■ Records shown ■
====
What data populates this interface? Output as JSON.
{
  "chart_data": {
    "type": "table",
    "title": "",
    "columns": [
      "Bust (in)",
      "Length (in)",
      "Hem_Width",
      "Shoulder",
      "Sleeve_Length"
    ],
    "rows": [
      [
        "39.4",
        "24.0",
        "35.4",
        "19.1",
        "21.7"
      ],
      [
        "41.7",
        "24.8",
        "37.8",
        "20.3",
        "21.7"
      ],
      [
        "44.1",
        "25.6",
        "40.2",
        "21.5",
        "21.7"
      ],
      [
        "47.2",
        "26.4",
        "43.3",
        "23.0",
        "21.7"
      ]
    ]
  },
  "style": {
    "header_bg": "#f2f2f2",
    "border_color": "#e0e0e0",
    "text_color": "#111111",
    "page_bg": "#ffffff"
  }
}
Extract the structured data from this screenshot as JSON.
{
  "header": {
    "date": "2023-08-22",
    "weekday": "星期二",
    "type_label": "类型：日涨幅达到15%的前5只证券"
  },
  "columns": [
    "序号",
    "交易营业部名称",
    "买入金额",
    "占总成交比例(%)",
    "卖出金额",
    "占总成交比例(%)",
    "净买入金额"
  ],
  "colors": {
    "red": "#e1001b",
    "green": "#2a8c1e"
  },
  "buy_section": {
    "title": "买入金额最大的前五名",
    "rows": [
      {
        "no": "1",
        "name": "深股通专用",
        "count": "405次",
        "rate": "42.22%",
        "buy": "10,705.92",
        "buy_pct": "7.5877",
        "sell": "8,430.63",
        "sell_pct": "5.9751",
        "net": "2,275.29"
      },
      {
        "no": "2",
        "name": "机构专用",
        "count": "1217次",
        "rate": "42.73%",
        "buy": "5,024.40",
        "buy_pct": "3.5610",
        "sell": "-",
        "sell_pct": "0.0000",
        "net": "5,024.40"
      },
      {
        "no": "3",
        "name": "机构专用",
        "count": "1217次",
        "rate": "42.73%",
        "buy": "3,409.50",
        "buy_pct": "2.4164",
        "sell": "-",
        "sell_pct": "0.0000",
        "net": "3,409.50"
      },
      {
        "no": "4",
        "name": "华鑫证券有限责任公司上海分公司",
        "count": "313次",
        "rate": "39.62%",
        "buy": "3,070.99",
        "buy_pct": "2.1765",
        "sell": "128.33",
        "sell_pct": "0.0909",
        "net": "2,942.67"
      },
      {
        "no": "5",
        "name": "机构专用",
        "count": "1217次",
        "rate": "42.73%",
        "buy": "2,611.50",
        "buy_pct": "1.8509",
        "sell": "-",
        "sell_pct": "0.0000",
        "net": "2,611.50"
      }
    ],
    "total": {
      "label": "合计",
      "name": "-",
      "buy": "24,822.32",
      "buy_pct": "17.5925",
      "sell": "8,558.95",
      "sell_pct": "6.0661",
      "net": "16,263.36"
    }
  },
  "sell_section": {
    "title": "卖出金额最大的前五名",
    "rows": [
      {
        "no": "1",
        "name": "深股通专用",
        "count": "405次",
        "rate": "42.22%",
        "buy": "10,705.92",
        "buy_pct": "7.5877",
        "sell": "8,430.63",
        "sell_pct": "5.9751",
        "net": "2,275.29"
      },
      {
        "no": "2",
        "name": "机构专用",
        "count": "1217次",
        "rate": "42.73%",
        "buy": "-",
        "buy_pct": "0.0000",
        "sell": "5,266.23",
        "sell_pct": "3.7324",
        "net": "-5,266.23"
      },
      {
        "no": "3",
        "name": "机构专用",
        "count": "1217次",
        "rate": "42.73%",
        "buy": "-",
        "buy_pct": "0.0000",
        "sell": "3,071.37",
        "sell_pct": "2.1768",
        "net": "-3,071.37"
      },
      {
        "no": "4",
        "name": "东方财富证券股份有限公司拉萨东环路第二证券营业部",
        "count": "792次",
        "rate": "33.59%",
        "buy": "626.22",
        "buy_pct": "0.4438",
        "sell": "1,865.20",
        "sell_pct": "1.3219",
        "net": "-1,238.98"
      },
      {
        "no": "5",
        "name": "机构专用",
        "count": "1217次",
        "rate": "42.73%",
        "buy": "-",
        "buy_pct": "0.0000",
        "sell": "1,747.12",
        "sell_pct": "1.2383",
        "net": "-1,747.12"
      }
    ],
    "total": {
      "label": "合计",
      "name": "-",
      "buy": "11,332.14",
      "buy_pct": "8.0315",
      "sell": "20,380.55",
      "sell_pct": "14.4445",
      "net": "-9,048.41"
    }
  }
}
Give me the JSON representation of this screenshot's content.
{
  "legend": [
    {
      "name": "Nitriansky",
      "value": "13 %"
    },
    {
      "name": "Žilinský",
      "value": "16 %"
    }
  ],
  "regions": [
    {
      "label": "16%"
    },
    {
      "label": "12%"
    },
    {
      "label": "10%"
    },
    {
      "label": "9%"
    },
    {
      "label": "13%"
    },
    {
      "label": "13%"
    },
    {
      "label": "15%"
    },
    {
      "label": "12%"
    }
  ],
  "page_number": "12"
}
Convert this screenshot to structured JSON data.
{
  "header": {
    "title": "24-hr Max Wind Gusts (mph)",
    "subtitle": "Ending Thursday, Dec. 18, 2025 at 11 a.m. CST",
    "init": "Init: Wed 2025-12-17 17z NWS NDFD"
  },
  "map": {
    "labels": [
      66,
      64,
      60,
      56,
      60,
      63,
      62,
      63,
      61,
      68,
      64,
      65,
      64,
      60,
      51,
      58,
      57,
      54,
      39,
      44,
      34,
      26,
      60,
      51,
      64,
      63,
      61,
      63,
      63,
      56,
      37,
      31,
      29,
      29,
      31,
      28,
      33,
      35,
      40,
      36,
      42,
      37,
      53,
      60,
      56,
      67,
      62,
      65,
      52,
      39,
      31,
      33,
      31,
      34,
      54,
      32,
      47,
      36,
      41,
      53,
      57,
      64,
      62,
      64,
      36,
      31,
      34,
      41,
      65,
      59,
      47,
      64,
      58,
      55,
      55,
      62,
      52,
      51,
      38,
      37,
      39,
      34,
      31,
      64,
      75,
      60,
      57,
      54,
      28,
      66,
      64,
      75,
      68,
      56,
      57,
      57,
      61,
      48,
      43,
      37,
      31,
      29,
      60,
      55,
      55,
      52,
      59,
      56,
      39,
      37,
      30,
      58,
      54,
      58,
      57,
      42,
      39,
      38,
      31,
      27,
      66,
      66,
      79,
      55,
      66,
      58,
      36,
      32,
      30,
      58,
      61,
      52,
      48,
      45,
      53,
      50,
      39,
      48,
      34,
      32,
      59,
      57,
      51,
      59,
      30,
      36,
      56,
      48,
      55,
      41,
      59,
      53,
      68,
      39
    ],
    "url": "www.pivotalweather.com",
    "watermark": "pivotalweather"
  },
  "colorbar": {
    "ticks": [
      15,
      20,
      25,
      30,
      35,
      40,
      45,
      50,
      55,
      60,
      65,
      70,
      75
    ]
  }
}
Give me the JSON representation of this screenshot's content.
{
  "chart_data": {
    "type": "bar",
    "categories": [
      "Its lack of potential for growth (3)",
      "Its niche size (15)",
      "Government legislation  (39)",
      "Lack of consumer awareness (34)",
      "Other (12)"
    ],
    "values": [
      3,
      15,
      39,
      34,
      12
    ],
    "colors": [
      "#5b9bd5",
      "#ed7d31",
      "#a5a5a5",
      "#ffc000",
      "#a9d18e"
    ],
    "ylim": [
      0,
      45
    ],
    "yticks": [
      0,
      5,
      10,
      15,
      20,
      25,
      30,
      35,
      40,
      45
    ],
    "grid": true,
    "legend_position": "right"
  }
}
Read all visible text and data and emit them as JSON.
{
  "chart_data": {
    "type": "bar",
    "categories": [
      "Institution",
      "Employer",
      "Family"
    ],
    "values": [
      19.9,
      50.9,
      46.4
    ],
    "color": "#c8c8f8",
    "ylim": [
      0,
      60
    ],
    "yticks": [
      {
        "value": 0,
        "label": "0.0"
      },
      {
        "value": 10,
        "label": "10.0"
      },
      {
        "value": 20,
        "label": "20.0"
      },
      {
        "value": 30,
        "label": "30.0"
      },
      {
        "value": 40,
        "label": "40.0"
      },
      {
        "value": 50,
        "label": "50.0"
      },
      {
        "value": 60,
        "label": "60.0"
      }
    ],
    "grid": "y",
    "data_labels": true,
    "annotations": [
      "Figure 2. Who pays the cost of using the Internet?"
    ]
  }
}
====
Check every line of the data above for the string "screenshot", and copy those that have it.

■ Problem solution ■
Extract the structured data from this screenshot as JSON.
Give me the JSON representation of this screenshot's content.
Convert this screenshot to structured JSON data.
Give me the JSON representation of this screenshot's content.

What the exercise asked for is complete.